= WHAT TO DO =
Reproduce each line of the listing exactly.

Items listed in a dataset
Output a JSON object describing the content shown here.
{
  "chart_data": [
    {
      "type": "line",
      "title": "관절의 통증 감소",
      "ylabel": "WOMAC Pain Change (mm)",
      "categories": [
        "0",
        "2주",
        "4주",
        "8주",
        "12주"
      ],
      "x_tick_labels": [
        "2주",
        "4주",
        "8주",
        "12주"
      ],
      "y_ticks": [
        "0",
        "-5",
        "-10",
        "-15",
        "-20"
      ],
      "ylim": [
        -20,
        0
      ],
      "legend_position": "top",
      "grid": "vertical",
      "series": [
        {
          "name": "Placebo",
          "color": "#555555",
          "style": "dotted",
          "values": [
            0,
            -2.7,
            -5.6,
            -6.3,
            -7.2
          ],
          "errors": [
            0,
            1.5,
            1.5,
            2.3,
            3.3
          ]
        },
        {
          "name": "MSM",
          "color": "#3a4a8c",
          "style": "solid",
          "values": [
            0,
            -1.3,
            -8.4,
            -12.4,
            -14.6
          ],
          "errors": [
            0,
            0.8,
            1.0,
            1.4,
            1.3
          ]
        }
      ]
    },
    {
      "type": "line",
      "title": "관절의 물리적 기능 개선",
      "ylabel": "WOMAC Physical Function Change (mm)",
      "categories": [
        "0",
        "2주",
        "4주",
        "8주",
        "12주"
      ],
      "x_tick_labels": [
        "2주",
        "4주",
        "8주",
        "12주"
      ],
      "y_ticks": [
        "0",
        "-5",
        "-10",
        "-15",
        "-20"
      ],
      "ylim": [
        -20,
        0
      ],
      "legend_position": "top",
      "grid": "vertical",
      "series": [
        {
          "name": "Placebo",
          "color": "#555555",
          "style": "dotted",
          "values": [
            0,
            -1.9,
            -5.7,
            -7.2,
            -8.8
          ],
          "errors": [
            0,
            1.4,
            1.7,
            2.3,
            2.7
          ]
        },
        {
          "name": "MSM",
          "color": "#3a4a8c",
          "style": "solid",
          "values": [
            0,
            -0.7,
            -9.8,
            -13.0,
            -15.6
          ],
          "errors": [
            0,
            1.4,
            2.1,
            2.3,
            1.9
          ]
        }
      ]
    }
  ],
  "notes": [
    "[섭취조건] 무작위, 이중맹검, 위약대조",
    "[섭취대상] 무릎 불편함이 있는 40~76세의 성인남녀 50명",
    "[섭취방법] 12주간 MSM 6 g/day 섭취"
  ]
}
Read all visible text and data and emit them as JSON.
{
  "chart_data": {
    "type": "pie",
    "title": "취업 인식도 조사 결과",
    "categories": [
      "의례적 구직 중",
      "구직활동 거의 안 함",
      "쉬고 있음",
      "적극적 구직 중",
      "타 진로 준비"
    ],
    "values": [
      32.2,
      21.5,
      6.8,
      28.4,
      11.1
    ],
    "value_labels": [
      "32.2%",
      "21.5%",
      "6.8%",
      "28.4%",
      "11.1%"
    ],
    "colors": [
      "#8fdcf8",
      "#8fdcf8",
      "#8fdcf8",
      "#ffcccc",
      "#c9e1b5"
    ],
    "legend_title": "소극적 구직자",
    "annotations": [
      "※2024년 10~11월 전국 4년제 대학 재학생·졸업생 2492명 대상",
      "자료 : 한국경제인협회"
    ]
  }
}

= FULL ANSWER =
Output a JSON object describing the content shown here.
{
  "chart_data": [
    {
      "type": "line",
      "title": "관절의 통증 감소",
      "ylabel": "WOMAC Pain Change (mm)",
      "categories": [
        "0",
        "2주",
        "4주",
        "8주",
        "12주"
      ],
      "x_tick_labels": [
        "2주",
        "4주",
        "8주",
        "12주"
      ],
      "y_ticks": [
        "0",
        "-5",
        "-10",
        "-15",
        "-20"
      ],
      "ylim": [
        -20,
        0
      ],
      "legend_position": "top",
      "grid": "vertical",
      "series": [
        {
          "name": "Placebo",
          "color": "#555555",
          "style": "dotted",
          "values": [
            0,
            -2.7,
            -5.6,
            -6.3,
            -7.2
          ],
          "errors": [
            0,
            1.5,
            1.5,
            2.3,
            3.3
          ]
        },
        {
          "name": "MSM",
          "color": "#3a4a8c",
          "style": "solid",
          "values": [
            0,
            -1.3,
            -8.4,
            -12.4,
            -14.6
          ],
          "errors": [
            0,
            0.8,
            1.0,
            1.4,
            1.3
          ]
        }
      ]
    },
    {
      "type": "line",
      "title": "관절의 물리적 기능 개선",
      "ylabel": "WOMAC Physical Function Change (mm)",
      "categories": [
        "0",
        "2주",
        "4주",
        "8주",
        "12주"
      ],
      "x_tick_labels": [
        "2주",
        "4주",
        "8주",
        "12주"
      ],
      "y_ticks": [
        "0",
        "-5",
        "-10",
        "-15",
        "-20"
      ],
      "ylim": [
        -20,
        0
      ],
      "legend_position": "top",
      "grid": "vertical",
      "series": [
        {
          "name": "Placebo",
          "color": "#555555",
          "style": "dotted",
          "values": [
            0,
            -1.9,
            -5.7,
            -7.2,
            -8.8
          ],
          "errors": [
            0,
            1.4,
            1.7,
            2.3,
            2.7
          ]
        },
        {
          "name": "MSM",
          "color": "#3a4a8c",
          "style": "solid",
          "values": [
            0,
            -0.7,
            -9.8,
            -13.0,
            -15.6
          ],
          "errors": [
            0,
            1.4,
            2.1,
            2.3,
            1.9
          ]
        }
      ]
    }
  ],
  "notes": [
    "[섭취조건] 무작위, 이중맹검, 위약대조",
    "[섭취대상] 무릎 불편함이 있는 40~76세의 성인남녀 50명",
    "[섭취방법] 12주간 MSM 6 g/day 섭취"
  ]
}
Read all visible text and data and emit them as JSON.
{
  "chart_data": {
    "type": "pie",
    "title": "취업 인식도 조사 결과",
    "categories": [
      "의례적 구직 중",
      "구직활동 거의 안 함",
      "쉬고 있음",
      "적극적 구직 중",
      "타 진로 준비"
    ],
    "values": [
      32.2,
      21.5,
      6.8,
      28.4,
      11.1
    ],
    "value_labels": [
      "32.2%",
      "21.5%",
      "6.8%",
      "28.4%",
      "11.1%"
    ],
    "colors": [
      "#8fdcf8",
      "#8fdcf8",
      "#8fdcf8",
      "#ffcccc",
      "#c9e1b5"
    ],
    "legend_title": "소극적 구직자",
    "annotations": [
      "※2024년 10~11월 전국 4년제 대학 재학생·졸업생 2492명 대상",
      "자료 : 한국경제인협회"
    ]
  }
}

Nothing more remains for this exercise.